■ **Records to process**
start
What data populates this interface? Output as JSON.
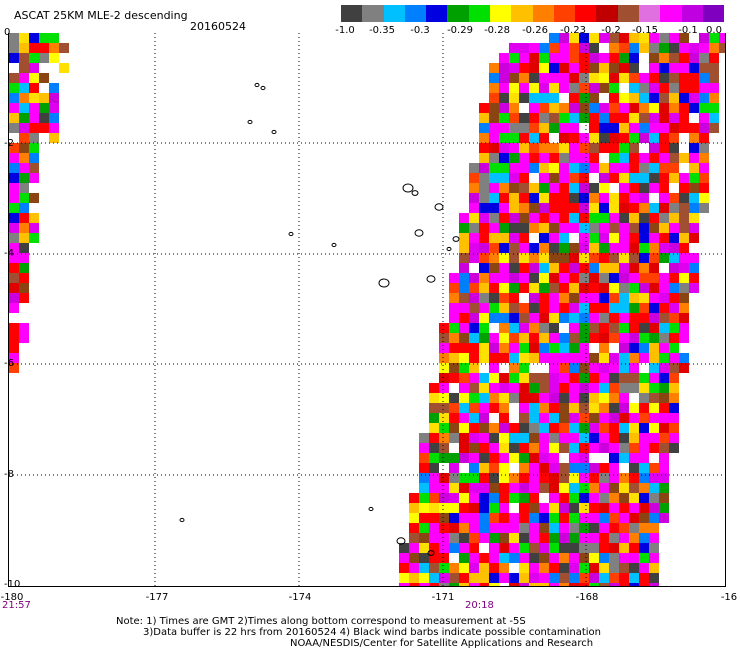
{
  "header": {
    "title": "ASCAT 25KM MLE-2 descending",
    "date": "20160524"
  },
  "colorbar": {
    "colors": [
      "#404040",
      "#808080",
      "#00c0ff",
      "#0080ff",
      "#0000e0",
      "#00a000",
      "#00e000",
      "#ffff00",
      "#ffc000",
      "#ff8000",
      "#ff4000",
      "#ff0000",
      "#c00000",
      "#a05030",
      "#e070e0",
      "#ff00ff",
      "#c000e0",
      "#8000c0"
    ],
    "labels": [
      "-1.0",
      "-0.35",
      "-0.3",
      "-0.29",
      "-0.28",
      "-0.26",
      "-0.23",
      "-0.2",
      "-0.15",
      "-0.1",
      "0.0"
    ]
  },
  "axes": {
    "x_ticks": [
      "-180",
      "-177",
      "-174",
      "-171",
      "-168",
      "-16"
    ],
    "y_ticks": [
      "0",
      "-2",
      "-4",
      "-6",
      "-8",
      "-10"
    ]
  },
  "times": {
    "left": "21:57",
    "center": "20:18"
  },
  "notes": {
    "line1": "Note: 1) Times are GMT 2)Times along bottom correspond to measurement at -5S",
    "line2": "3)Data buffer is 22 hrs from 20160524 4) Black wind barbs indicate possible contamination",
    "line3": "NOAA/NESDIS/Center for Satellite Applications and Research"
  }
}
end
■ **Challenge**
Your copy should match the records word for word, with the pictures removed.

■ **Reply to the exercise**
What data populates this interface? Output as JSON.
{
  "header": {
    "title": "ASCAT 25KM MLE-2 descending",
    "date": "20160524"
  },
  "colorbar": {
    "colors": [
      "#404040",
      "#808080",
      "#00c0ff",
      "#0080ff",
      "#0000e0",
      "#00a000",
      "#00e000",
      "#ffff00",
      "#ffc000",
      "#ff8000",
      "#ff4000",
      "#ff0000",
      "#c00000",
      "#a05030",
      "#e070e0",
      "#ff00ff",
      "#c000e0",
      "#8000c0"
    ],
    "labels": [
      "-1.0",
      "-0.35",
      "-0.3",
      "-0.29",
      "-0.28",
      "-0.26",
      "-0.23",
      "-0.2",
      "-0.15",
      "-0.1",
      "0.0"
    ]
  },
  "axes": {
    "x_ticks": [
      "-180",
      "-177",
      "-174",
      "-171",
      "-168",
      "-16"
    ],
    "y_ticks": [
      "0",
      "-2",
      "-4",
      "-6",
      "-8",
      "-10"
    ]
  },
  "times": {
    "left": "21:57",
    "center": "20:18"
  },
  "notes": {
    "line1": "Note: 1) Times are GMT 2)Times along bottom correspond to measurement at -5S",
    "line2": "3)Data buffer is 22 hrs from 20160524 4) Black wind barbs indicate possible contamination",
    "line3": "NOAA/NESDIS/Center for Satellite Applications and Research"
  }
}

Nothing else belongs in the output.